[Dataset excerpt]

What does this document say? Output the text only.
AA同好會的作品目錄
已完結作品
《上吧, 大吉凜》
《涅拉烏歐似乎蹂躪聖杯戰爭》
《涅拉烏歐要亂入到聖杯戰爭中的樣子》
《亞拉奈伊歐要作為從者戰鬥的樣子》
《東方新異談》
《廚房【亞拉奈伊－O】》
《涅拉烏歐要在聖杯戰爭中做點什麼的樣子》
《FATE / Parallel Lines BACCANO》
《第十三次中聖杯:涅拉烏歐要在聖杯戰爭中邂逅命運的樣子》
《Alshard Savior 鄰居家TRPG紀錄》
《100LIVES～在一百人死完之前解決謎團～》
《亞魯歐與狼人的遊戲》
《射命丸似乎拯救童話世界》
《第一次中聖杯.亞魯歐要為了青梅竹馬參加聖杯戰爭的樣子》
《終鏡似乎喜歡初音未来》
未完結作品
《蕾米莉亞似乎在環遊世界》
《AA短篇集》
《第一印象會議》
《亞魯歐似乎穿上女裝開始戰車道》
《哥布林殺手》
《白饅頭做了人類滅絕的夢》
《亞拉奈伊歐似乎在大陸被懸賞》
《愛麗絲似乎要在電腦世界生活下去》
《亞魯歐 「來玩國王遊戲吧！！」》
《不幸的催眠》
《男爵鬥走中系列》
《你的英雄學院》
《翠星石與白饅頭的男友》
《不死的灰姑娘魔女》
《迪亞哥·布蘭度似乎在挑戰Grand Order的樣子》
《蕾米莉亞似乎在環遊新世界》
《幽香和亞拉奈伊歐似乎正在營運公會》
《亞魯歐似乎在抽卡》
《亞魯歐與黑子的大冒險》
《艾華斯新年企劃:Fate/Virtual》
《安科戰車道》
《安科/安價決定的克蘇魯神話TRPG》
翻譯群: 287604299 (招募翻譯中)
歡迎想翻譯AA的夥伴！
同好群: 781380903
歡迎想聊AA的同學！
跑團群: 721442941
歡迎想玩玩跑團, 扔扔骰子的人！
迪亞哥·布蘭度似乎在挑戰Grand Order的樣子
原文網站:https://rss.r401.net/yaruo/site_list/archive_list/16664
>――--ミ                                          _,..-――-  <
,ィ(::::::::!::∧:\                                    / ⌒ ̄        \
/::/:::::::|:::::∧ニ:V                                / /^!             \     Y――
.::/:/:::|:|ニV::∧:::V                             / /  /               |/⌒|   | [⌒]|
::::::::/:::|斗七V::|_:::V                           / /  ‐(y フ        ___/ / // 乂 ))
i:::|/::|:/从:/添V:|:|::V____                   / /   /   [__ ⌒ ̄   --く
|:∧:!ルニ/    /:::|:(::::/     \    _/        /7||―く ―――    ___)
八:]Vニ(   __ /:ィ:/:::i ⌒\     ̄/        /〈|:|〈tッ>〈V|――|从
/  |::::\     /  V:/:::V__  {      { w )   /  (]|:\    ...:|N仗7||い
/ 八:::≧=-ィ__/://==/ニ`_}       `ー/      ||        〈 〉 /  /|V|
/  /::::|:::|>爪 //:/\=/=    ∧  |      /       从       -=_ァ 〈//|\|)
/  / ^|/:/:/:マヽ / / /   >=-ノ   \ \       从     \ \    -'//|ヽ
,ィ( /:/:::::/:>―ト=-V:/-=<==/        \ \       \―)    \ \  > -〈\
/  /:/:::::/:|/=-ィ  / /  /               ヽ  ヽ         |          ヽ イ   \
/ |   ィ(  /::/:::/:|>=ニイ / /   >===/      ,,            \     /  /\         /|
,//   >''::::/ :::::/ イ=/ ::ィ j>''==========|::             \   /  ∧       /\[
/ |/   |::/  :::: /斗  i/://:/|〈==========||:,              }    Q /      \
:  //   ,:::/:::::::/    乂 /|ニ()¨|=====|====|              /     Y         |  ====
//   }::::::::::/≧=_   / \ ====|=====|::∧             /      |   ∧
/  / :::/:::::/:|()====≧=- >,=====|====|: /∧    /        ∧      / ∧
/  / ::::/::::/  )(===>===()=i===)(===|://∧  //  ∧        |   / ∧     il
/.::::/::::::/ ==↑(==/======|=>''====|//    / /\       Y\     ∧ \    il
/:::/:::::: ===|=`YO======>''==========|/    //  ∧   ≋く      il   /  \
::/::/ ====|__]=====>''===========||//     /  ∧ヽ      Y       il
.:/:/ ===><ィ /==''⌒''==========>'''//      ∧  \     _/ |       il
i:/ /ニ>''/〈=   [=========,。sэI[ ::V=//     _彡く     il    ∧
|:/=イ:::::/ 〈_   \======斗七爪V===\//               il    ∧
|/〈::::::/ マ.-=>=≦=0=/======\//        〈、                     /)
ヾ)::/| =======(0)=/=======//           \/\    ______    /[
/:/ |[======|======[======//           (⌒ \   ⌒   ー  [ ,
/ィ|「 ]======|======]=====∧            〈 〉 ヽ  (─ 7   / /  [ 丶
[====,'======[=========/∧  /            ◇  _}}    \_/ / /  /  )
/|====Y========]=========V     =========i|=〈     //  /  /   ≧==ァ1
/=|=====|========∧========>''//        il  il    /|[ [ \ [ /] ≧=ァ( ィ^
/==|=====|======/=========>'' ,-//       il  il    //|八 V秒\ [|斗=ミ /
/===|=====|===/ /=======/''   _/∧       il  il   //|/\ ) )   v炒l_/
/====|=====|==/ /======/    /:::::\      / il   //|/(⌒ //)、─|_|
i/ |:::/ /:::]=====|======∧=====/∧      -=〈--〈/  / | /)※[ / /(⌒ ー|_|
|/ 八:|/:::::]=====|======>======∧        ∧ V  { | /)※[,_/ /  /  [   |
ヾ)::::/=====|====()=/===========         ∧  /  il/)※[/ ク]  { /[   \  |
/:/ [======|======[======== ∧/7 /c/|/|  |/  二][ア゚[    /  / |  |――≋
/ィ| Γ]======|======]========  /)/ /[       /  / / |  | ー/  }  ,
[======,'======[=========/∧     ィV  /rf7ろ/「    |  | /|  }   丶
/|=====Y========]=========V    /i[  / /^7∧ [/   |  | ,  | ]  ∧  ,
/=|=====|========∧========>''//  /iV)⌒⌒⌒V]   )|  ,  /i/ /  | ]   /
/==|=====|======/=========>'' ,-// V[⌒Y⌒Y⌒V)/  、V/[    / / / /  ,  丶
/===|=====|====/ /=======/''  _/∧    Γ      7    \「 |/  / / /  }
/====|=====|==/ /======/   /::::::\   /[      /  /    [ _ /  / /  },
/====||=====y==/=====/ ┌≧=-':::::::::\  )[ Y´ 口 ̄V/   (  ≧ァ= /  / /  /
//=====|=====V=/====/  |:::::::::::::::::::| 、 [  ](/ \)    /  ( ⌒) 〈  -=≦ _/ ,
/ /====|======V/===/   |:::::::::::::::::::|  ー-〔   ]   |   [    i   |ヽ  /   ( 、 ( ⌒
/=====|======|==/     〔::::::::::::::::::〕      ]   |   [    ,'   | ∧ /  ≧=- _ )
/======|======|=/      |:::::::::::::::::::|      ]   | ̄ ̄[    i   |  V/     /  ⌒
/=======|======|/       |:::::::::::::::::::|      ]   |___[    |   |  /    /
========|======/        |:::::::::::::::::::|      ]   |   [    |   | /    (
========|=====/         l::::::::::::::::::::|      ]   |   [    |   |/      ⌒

:: Directions for this task ::
Note each line of the entries that has "Order的樣子" in it, and copy those lines.

:: Output for this task ::
《迪亞哥·布蘭度似乎在挑戰Grand Order的樣子》
迪亞哥·布蘭度似乎在挑戰Grand Order的樣子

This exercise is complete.